» **What this task involves**: Scan the data below for the string "广州市人民政府门户网站". Copy every line where it appears.

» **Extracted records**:
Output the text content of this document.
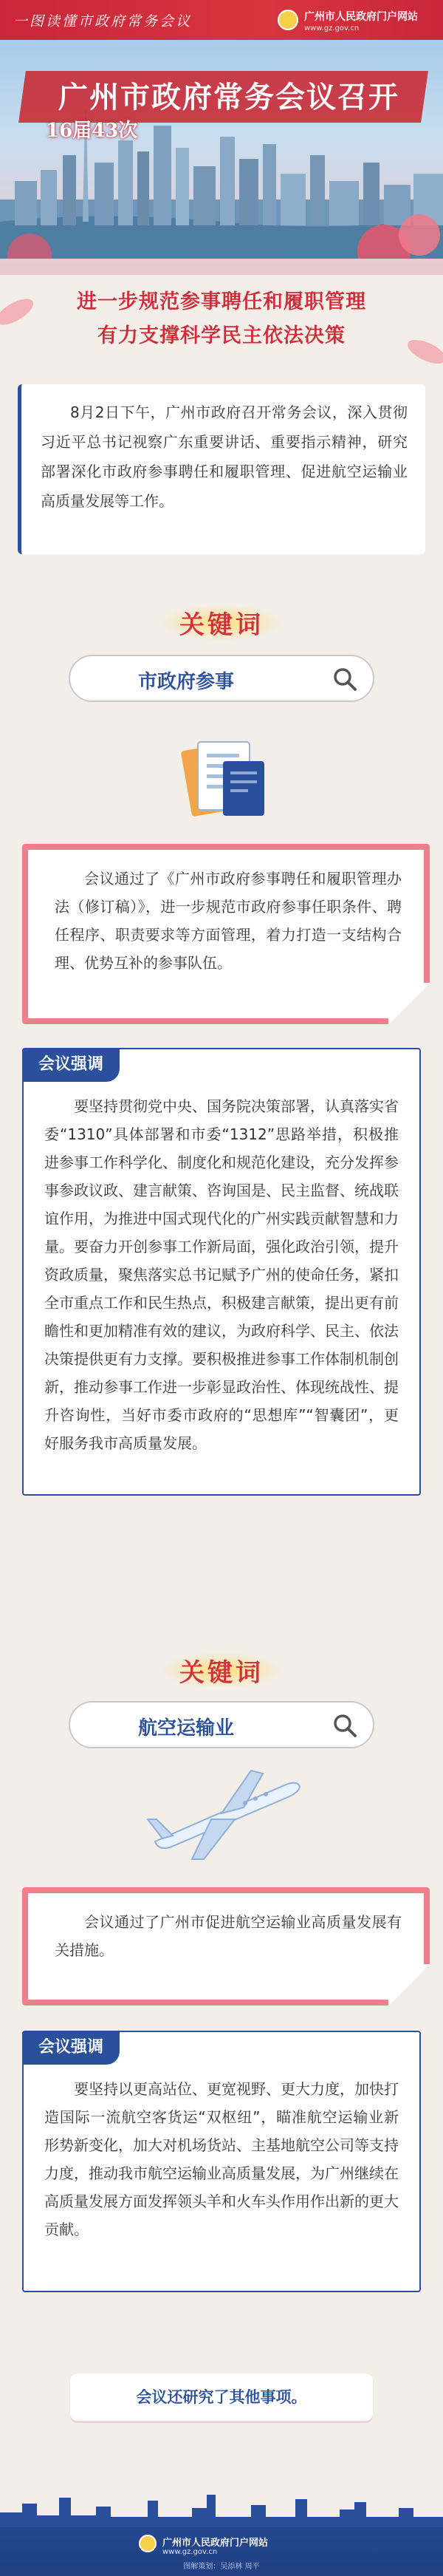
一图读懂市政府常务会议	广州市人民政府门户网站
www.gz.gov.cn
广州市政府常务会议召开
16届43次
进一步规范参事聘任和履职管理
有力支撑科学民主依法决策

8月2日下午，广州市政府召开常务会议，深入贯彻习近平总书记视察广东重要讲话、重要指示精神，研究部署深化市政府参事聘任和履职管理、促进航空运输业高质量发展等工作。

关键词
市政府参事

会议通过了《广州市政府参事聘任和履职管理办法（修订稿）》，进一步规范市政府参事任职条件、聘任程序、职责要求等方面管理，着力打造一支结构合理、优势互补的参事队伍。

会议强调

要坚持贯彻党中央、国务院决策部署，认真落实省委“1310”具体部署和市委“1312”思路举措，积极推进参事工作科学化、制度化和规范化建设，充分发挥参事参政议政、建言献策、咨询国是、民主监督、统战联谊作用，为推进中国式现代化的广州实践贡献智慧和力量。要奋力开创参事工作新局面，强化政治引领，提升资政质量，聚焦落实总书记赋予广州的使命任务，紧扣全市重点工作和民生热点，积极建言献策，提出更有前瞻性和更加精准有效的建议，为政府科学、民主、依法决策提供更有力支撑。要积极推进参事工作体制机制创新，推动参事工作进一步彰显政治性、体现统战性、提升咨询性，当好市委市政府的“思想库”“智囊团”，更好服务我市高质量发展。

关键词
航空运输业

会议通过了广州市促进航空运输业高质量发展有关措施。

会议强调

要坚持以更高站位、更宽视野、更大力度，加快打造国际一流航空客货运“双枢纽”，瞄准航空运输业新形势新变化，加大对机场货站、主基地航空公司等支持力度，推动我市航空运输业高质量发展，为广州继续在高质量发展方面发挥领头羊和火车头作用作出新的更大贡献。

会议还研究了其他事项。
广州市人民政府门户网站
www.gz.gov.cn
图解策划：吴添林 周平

* * *

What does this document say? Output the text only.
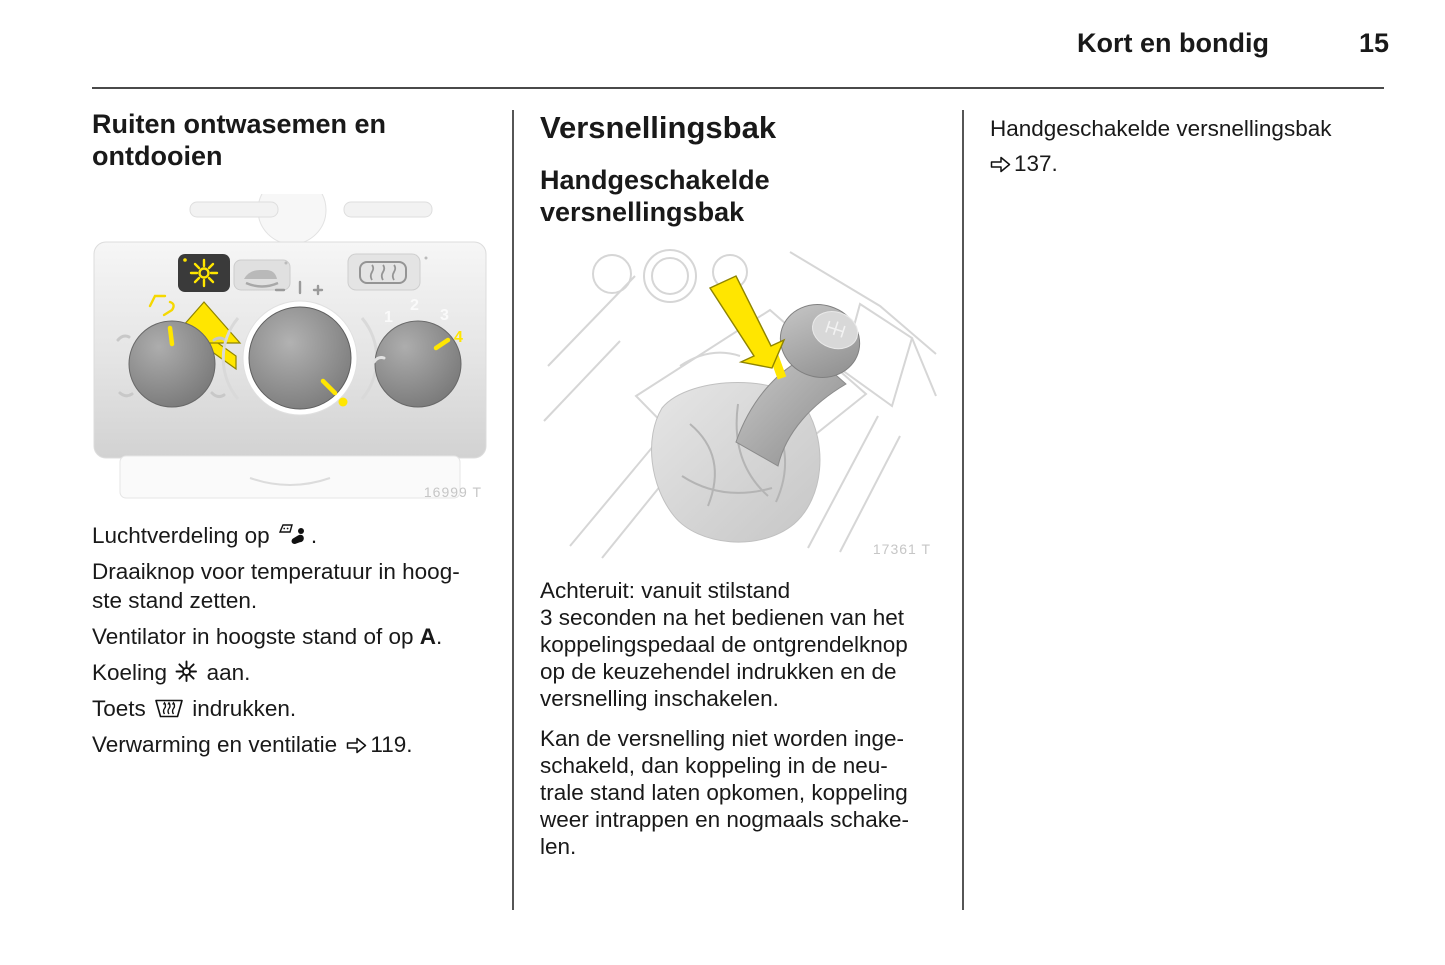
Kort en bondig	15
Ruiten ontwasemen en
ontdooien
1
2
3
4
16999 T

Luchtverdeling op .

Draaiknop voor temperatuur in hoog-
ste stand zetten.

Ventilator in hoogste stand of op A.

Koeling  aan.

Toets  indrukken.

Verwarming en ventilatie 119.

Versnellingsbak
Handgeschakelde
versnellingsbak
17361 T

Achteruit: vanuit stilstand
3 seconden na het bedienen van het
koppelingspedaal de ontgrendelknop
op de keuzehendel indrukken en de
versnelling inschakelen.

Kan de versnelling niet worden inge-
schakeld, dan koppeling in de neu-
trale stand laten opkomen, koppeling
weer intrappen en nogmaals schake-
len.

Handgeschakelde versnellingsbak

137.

==

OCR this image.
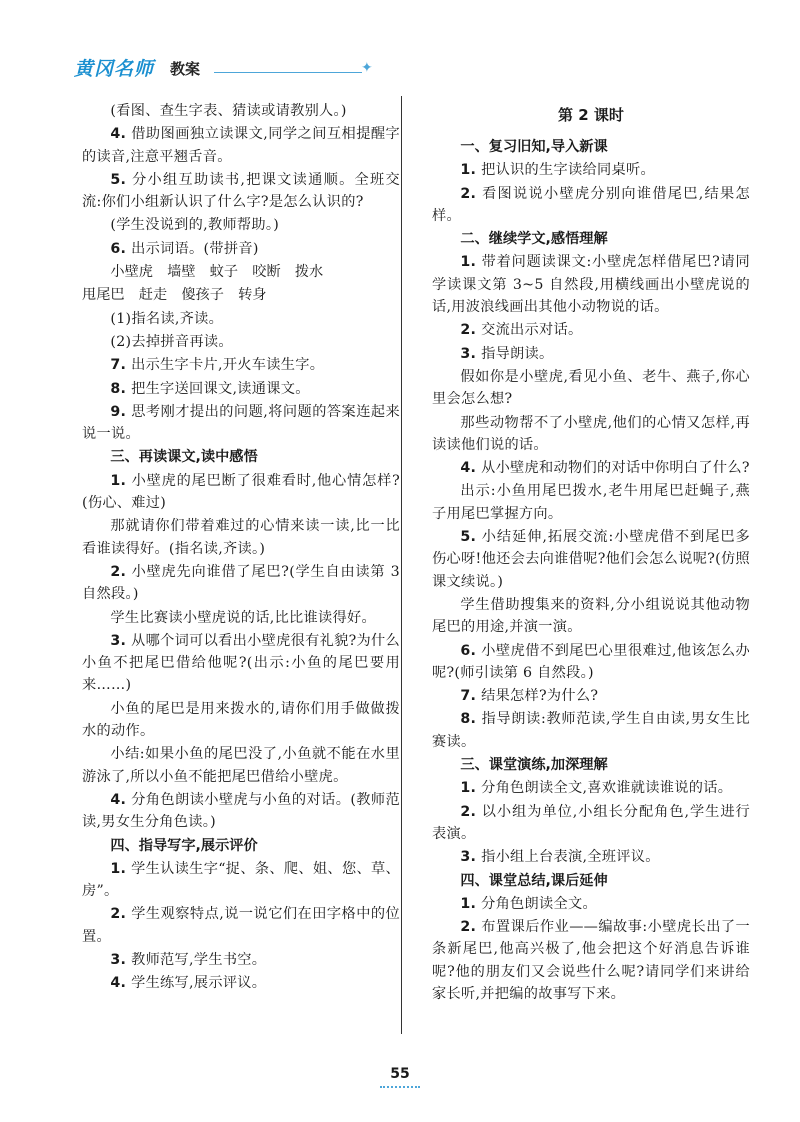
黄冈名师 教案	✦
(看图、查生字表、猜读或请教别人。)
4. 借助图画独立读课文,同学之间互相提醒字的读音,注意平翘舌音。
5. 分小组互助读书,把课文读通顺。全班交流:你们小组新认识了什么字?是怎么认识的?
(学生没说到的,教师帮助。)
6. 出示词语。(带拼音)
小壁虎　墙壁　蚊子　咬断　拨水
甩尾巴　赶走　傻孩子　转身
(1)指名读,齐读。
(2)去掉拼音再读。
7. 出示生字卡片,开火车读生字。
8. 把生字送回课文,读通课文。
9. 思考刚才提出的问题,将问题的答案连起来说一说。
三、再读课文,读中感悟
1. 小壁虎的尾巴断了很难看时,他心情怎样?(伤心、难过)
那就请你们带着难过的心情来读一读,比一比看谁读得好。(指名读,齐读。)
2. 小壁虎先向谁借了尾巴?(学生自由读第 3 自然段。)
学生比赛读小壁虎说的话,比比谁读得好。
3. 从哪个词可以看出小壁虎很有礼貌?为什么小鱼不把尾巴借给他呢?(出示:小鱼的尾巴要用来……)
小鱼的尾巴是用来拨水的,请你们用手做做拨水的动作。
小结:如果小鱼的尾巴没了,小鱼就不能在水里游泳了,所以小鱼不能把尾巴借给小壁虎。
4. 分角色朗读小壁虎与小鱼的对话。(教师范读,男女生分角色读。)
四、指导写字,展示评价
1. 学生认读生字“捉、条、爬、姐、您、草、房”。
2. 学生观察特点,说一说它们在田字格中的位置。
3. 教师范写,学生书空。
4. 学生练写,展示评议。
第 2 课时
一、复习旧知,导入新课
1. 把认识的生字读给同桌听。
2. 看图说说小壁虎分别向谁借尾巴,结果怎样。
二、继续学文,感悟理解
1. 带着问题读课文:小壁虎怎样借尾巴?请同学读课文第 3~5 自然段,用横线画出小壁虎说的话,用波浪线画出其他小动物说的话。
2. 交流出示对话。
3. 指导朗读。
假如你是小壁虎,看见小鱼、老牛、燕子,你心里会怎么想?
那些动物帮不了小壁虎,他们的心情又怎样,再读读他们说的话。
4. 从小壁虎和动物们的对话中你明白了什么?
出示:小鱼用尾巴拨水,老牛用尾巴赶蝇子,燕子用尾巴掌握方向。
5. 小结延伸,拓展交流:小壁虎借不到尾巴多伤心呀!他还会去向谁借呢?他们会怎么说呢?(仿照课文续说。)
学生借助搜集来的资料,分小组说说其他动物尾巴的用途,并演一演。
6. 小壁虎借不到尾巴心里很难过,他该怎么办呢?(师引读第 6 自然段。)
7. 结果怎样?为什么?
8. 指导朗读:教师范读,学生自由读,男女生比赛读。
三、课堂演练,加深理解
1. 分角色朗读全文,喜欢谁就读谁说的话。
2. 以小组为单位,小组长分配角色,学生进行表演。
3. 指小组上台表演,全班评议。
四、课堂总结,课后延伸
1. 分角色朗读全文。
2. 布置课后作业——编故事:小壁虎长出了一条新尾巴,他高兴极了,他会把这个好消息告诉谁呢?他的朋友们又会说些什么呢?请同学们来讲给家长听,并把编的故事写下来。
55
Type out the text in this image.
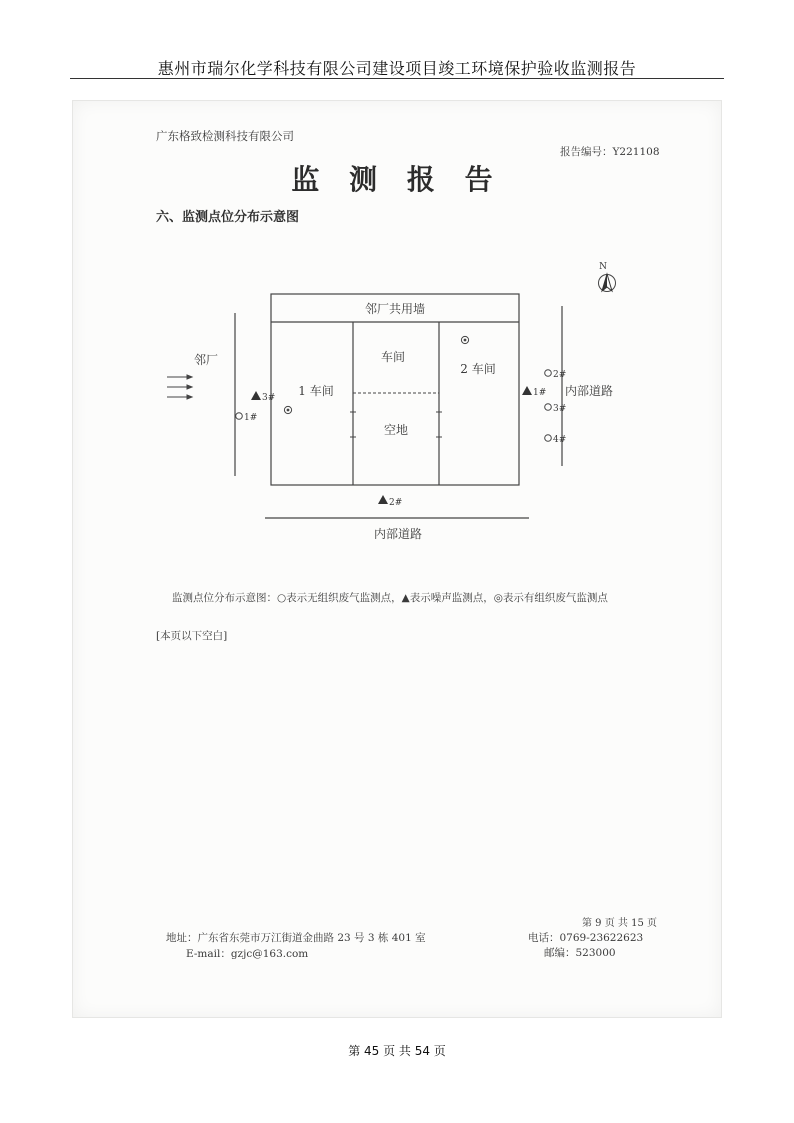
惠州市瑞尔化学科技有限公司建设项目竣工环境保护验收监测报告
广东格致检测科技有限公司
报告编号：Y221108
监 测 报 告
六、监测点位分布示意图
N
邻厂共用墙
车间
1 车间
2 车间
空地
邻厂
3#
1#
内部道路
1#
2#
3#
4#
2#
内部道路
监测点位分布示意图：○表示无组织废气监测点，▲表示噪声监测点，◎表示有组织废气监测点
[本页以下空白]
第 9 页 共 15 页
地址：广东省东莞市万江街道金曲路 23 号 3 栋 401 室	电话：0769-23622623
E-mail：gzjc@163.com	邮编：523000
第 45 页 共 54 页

» **Solution below**:
一图读懂市政府常务会议	广州市人民政府门户网站
广州市人民政府门户网站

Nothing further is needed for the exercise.